Stored data entries:
........

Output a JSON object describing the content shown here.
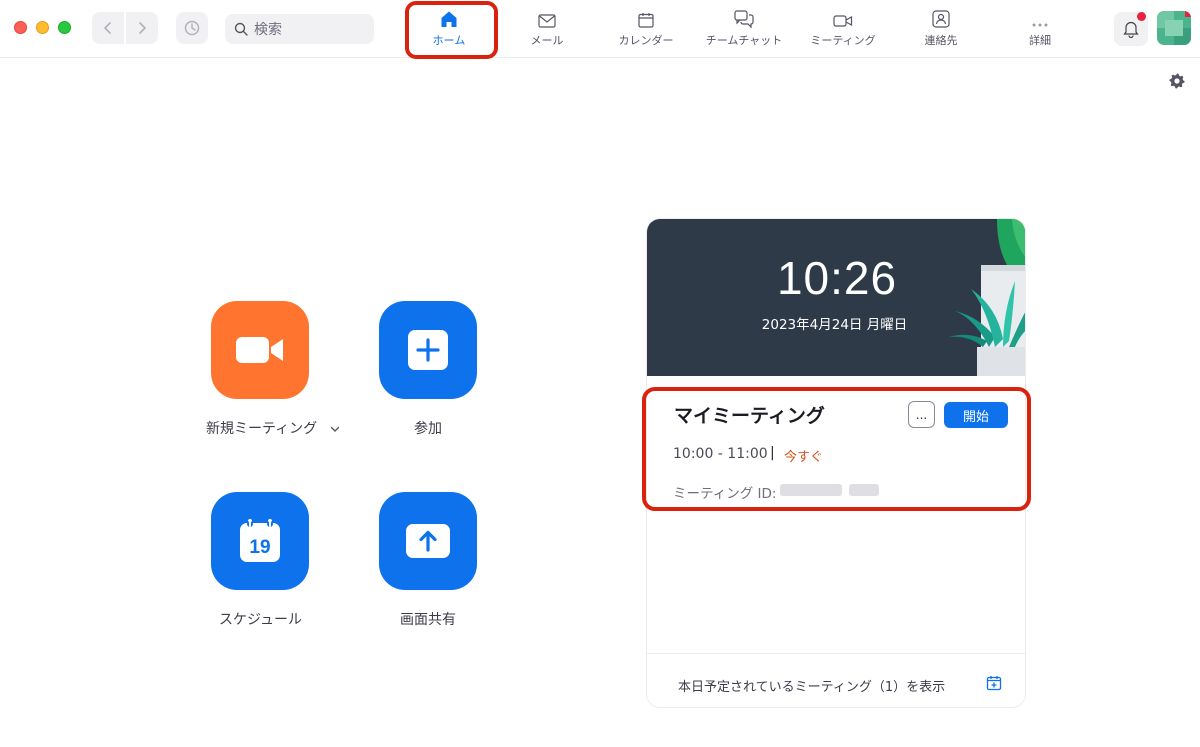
{
  "window": {
    "controls": [
      "close",
      "minimize",
      "zoom"
    ]
  },
  "toolbar": {
    "search_placeholder": "検索",
    "tabs": [
      {
        "label": "ホーム",
        "icon": "home-icon",
        "active": true
      },
      {
        "label": "メール",
        "icon": "mail-icon",
        "active": false
      },
      {
        "label": "カレンダー",
        "icon": "calendar-icon",
        "active": false
      },
      {
        "label": "チームチャット",
        "icon": "chat-icon",
        "active": false
      },
      {
        "label": "ミーティング",
        "icon": "video-icon",
        "active": false
      },
      {
        "label": "連絡先",
        "icon": "contacts-icon",
        "active": false
      },
      {
        "label": "詳細",
        "icon": "more-icon",
        "active": false
      }
    ],
    "notification_badge": true
  },
  "actions": {
    "new_meeting": {
      "label": "新規ミーティング",
      "icon": "video-camera-icon",
      "color": "#ff742e"
    },
    "join": {
      "label": "参加",
      "icon": "plus-icon",
      "color": "#0e72ed"
    },
    "schedule": {
      "label": "スケジュール",
      "icon": "calendar-19-icon",
      "day": "19",
      "color": "#0e72ed"
    },
    "share_screen": {
      "label": "画面共有",
      "icon": "upload-arrow-icon",
      "color": "#0e72ed"
    }
  },
  "card": {
    "time": "10:26",
    "date": "2023年4月24日 月曜日",
    "meeting": {
      "title": "マイミーティング",
      "more_label": "...",
      "start_label": "開始",
      "time_range": "10:00 - 11:00",
      "separator": "|",
      "status": "今すぐ",
      "id_label": "ミーティング ID:"
    },
    "footer_text": "本日予定されているミーティング（1）を表示"
  },
  "colors": {
    "accent": "#0e72ed",
    "orange": "#ff742e",
    "highlight": "#d9230f",
    "status": "#d4541a"
  }
}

........

GIVEN EXERCISE: Check each line of the entries above, and show every one holding the word "calendar".

COMPLETED TASK:
        "icon": "calendar-icon",
      "icon": "calendar-19-icon",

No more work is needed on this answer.